= What the task requires =
Copy every line from the data below in which the string "②符合题意" can be found.

(Collected data)
• • • •

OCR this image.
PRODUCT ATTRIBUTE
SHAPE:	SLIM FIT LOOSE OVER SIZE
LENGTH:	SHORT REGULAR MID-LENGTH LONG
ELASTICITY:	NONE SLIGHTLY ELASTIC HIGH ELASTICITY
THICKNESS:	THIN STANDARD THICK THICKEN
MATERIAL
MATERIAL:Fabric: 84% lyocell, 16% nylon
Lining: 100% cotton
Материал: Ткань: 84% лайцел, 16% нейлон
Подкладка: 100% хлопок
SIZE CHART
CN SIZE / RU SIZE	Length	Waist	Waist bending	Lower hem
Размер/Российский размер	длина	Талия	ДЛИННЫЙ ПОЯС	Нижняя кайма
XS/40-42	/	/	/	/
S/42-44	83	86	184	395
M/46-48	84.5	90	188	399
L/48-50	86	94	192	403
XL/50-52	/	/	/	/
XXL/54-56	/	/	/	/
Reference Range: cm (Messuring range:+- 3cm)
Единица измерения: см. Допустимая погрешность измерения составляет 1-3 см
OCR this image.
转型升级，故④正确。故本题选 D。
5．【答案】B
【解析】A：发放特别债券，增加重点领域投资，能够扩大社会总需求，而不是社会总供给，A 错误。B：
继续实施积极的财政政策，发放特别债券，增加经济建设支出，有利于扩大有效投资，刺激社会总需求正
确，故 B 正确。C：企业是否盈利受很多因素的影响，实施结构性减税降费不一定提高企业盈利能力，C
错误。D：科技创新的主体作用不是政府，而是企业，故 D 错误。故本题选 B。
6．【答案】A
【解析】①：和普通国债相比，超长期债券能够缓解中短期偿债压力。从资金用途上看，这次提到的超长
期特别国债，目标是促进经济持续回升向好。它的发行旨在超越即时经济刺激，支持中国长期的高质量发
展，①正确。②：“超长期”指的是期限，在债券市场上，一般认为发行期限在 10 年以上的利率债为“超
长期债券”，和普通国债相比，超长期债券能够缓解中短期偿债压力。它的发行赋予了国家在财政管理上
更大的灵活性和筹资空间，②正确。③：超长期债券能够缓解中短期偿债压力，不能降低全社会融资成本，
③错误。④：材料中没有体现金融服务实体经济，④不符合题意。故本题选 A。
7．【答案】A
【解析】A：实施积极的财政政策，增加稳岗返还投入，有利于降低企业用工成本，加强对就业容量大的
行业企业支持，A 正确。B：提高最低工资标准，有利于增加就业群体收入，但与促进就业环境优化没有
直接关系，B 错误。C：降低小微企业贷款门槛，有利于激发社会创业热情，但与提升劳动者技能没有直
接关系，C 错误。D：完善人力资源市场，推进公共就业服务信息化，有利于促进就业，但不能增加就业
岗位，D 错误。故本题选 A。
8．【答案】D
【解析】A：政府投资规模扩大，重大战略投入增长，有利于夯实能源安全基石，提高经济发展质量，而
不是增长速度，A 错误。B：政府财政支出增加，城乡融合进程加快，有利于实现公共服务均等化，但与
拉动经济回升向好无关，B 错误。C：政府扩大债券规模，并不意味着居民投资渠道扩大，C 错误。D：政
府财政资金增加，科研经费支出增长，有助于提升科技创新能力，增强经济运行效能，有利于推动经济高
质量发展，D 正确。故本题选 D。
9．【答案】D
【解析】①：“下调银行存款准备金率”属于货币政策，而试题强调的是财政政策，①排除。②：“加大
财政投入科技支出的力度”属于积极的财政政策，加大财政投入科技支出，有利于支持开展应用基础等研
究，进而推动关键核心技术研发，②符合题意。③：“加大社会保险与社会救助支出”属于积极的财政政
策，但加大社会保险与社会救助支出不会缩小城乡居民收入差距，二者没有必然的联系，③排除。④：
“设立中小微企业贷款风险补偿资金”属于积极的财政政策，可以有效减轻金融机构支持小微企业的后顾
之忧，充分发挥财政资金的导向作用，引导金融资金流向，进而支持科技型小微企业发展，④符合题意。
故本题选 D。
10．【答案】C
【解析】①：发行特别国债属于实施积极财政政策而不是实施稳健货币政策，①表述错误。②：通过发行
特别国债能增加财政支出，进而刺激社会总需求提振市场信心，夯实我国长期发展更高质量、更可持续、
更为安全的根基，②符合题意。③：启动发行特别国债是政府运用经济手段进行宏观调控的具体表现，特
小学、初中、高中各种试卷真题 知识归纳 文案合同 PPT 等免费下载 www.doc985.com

• • • •

= Expected answer =
究，进而推动关键核心技术研发，②符合题意。③：“加大社会保险与社会救助支出”属于积极的财政政
更为安全的根基，②符合题意。③：启动发行特别国债是政府运用经济手段进行宏观调控的具体表现，特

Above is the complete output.